Direction:
Transcribe the records that follow, preserving every word.

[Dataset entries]
☆ ☆ ☆ ☆ ☆ ☆ ☆

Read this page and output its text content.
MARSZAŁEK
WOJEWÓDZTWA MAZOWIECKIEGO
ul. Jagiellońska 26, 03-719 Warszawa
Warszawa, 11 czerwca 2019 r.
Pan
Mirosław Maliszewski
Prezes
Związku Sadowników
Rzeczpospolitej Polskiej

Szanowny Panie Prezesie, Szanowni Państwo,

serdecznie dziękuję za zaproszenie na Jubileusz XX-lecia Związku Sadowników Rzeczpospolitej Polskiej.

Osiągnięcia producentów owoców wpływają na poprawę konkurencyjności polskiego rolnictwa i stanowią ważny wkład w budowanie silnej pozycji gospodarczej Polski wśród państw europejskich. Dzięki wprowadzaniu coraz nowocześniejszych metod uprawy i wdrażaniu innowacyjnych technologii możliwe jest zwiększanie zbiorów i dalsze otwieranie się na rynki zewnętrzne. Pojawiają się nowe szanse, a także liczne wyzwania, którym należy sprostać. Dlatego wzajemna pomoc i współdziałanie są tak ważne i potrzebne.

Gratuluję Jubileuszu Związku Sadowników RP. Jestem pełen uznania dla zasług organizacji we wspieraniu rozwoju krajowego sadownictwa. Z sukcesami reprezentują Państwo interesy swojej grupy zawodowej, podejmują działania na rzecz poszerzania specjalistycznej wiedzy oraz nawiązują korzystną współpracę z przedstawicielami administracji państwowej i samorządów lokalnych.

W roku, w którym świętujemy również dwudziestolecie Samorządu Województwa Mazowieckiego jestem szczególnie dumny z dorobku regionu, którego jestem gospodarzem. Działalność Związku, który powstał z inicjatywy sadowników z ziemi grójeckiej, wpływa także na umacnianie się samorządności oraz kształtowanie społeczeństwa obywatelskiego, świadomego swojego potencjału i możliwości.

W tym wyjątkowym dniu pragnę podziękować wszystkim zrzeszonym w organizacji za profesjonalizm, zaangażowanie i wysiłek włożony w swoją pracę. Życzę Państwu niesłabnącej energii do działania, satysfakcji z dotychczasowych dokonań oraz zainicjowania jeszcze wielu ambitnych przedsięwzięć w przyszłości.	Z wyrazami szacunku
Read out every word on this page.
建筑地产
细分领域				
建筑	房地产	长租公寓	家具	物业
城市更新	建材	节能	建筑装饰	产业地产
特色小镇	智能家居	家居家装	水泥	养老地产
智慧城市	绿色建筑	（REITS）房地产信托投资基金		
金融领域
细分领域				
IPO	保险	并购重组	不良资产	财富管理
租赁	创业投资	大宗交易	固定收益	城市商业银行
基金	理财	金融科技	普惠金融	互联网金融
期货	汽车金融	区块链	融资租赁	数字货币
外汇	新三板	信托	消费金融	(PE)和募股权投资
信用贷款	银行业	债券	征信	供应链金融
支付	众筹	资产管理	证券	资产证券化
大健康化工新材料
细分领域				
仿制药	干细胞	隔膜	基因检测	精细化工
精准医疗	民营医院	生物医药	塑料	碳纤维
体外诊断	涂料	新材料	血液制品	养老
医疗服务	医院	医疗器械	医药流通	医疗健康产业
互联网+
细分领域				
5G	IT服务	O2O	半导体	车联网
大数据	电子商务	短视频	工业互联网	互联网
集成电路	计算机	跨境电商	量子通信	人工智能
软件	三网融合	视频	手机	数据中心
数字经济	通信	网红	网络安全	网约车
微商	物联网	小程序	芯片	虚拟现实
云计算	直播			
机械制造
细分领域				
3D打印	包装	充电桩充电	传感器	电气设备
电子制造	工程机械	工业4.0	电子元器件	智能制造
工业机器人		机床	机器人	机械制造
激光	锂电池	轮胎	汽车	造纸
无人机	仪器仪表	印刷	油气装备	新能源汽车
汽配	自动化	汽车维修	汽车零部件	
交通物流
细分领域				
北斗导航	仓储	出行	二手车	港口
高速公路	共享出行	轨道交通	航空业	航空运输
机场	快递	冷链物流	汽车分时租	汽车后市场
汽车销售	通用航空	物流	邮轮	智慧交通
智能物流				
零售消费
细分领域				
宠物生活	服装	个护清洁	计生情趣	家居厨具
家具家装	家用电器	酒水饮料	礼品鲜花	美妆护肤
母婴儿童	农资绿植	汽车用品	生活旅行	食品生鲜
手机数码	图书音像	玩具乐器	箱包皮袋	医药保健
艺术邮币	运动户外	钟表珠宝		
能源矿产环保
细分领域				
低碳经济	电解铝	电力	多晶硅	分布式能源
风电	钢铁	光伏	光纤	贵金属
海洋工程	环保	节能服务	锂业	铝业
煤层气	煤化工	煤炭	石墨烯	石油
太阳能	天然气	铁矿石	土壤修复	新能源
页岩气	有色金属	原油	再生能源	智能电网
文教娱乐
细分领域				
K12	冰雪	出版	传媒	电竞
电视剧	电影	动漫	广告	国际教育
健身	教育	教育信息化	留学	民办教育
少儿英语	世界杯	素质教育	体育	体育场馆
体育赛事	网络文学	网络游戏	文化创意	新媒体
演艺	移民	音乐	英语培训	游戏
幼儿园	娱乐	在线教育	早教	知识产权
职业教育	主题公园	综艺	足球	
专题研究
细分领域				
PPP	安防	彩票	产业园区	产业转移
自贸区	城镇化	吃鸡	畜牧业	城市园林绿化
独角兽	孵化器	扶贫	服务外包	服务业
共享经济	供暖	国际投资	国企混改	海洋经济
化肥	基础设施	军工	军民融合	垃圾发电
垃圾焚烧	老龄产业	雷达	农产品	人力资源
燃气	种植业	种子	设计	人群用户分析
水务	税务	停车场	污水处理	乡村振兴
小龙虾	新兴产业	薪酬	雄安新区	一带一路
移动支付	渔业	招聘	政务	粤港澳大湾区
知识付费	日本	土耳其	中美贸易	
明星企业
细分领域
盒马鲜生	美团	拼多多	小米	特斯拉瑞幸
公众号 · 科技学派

☆ ☆ ☆ ☆ ☆ ☆ ☆

Answer to the task:
Read this page and output its text content.
MARSZAŁEK
WOJEWÓDZTWA MAZOWIECKIEGO
ul. Jagiellońska 26, 03-719 Warszawa
Warszawa, 11 czerwca 2019 r.
Pan
Mirosław Maliszewski
Prezes
Związku Sadowników
Rzeczpospolitej Polskiej

Szanowny Panie Prezesie, Szanowni Państwo,

serdecznie dziękuję za zaproszenie na Jubileusz XX-lecia Związku Sadowników Rzeczpospolitej Polskiej.

Osiągnięcia producentów owoców wpływają na poprawę konkurencyjności polskiego rolnictwa i stanowią ważny wkład w budowanie silnej pozycji gospodarczej Polski wśród państw europejskich. Dzięki wprowadzaniu coraz nowocześniejszych metod uprawy i wdrażaniu innowacyjnych technologii możliwe jest zwiększanie zbiorów i dalsze otwieranie się na rynki zewnętrzne. Pojawiają się nowe szanse, a także liczne wyzwania, którym należy sprostać. Dlatego wzajemna pomoc i współdziałanie są tak ważne i potrzebne.

Gratuluję Jubileuszu Związku Sadowników RP. Jestem pełen uznania dla zasług organizacji we wspieraniu rozwoju krajowego sadownictwa. Z sukcesami reprezentują Państwo interesy swojej grupy zawodowej, podejmują działania na rzecz poszerzania specjalistycznej wiedzy oraz nawiązują korzystną współpracę z przedstawicielami administracji państwowej i samorządów lokalnych.

W roku, w którym świętujemy również dwudziestolecie Samorządu Województwa Mazowieckiego jestem szczególnie dumny z dorobku regionu, którego jestem gospodarzem. Działalność Związku, który powstał z inicjatywy sadowników z ziemi grójeckiej, wpływa także na umacnianie się samorządności oraz kształtowanie społeczeństwa obywatelskiego, świadomego swojego potencjału i możliwości.

W tym wyjątkowym dniu pragnę podziękować wszystkim zrzeszonym w organizacji za profesjonalizm, zaangażowanie i wysiłek włożony w swoją pracę. Życzę Państwu niesłabnącej energii do działania, satysfakcji z dotychczasowych dokonań oraz zainicjowania jeszcze wielu ambitnych przedsięwzięć w przyszłości.	Z wyrazami szacunku
Read out every word on this page.
建筑地产
细分领域				
建筑	房地产	长租公寓	家具	物业
城市更新	建材	节能	建筑装饰	产业地产
特色小镇	智能家居	家居家装	水泥	养老地产
智慧城市	绿色建筑	（REITS）房地产信托投资基金		
金融领域
细分领域				
IPO	保险	并购重组	不良资产	财富管理
租赁	创业投资	大宗交易	固定收益	城市商业银行
基金	理财	金融科技	普惠金融	互联网金融
期货	汽车金融	区块链	融资租赁	数字货币
外汇	新三板	信托	消费金融	(PE)和募股权投资
信用贷款	银行业	债券	征信	供应链金融
支付	众筹	资产管理	证券	资产证券化
大健康化工新材料
细分领域				
仿制药	干细胞	隔膜	基因检测	精细化工
精准医疗	民营医院	生物医药	塑料	碳纤维
体外诊断	涂料	新材料	血液制品	养老
医疗服务	医院	医疗器械	医药流通	医疗健康产业
互联网+
细分领域				
5G	IT服务	O2O	半导体	车联网
大数据	电子商务	短视频	工业互联网	互联网
集成电路	计算机	跨境电商	量子通信	人工智能
软件	三网融合	视频	手机	数据中心
数字经济	通信	网红	网络安全	网约车
微商	物联网	小程序	芯片	虚拟现实
云计算	直播			
机械制造
细分领域				
3D打印	包装	充电桩充电	传感器	电气设备
电子制造	工程机械	工业4.0	电子元器件	智能制造
工业机器人		机床	机器人	机械制造
激光	锂电池	轮胎	汽车	造纸
无人机	仪器仪表	印刷	油气装备	新能源汽车
汽配	自动化	汽车维修	汽车零部件	
交通物流
细分领域				
北斗导航	仓储	出行	二手车	港口
高速公路	共享出行	轨道交通	航空业	航空运输
机场	快递	冷链物流	汽车分时租	汽车后市场
汽车销售	通用航空	物流	邮轮	智慧交通
智能物流				
零售消费
细分领域				
宠物生活	服装	个护清洁	计生情趣	家居厨具
家具家装	家用电器	酒水饮料	礼品鲜花	美妆护肤
母婴儿童	农资绿植	汽车用品	生活旅行	食品生鲜
手机数码	图书音像	玩具乐器	箱包皮袋	医药保健
艺术邮币	运动户外	钟表珠宝		
能源矿产环保
细分领域				
低碳经济	电解铝	电力	多晶硅	分布式能源
风电	钢铁	光伏	光纤	贵金属
海洋工程	环保	节能服务	锂业	铝业
煤层气	煤化工	煤炭	石墨烯	石油
太阳能	天然气	铁矿石	土壤修复	新能源
页岩气	有色金属	原油	再生能源	智能电网
文教娱乐
细分领域				
K12	冰雪	出版	传媒	电竞
电视剧	电影	动漫	广告	国际教育
健身	教育	教育信息化	留学	民办教育
少儿英语	世界杯	素质教育	体育	体育场馆
体育赛事	网络文学	网络游戏	文化创意	新媒体
演艺	移民	音乐	英语培训	游戏
幼儿园	娱乐	在线教育	早教	知识产权
职业教育	主题公园	综艺	足球	
专题研究
细分领域				
PPP	安防	彩票	产业园区	产业转移
自贸区	城镇化	吃鸡	畜牧业	城市园林绿化
独角兽	孵化器	扶贫	服务外包	服务业
共享经济	供暖	国际投资	国企混改	海洋经济
化肥	基础设施	军工	军民融合	垃圾发电
垃圾焚烧	老龄产业	雷达	农产品	人力资源
燃气	种植业	种子	设计	人群用户分析
水务	税务	停车场	污水处理	乡村振兴
小龙虾	新兴产业	薪酬	雄安新区	一带一路
移动支付	渔业	招聘	政务	粤港澳大湾区
知识付费	日本	土耳其	中美贸易	
明星企业
细分领域
盒马鲜生	美团	拼多多	小米	特斯拉瑞幸
公众号 · 科技学派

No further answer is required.